GIVEN TASK>
Pull out each line of the listing below that contains the string "chart", and copy those lines in full.

RECORD LIST>
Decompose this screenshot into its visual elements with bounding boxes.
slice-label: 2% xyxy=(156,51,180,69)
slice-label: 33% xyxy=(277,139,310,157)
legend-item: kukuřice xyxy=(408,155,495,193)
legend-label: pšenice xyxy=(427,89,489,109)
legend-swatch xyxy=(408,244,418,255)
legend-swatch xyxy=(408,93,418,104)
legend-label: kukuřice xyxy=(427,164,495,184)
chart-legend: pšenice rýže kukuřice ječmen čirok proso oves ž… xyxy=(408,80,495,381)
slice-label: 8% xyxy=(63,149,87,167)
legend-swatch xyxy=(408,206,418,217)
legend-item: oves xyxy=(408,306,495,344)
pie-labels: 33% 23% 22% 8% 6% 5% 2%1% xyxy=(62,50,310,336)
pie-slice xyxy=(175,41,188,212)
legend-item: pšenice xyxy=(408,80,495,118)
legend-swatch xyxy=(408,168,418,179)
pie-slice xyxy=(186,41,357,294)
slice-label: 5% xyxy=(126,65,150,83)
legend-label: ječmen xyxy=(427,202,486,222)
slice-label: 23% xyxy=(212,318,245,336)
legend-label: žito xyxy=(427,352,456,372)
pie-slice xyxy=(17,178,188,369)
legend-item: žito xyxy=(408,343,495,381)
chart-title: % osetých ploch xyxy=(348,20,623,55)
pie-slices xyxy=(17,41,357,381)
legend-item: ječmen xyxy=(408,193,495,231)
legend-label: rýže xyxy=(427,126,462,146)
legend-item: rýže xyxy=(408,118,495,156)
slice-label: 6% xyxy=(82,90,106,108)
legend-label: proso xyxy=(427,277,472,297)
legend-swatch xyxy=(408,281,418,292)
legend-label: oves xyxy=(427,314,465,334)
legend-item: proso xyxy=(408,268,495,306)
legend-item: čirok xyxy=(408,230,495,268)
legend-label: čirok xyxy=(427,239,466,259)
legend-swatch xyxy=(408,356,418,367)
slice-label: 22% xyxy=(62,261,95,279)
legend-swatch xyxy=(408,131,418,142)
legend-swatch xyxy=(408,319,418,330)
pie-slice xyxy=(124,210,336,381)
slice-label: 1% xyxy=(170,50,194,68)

THE ANSWER>
chart-legend: pšenice rýže kukuřice ječmen čirok proso oves ž… xyxy=(408,80,495,381)
chart-title: % osetých ploch xyxy=(348,20,623,55)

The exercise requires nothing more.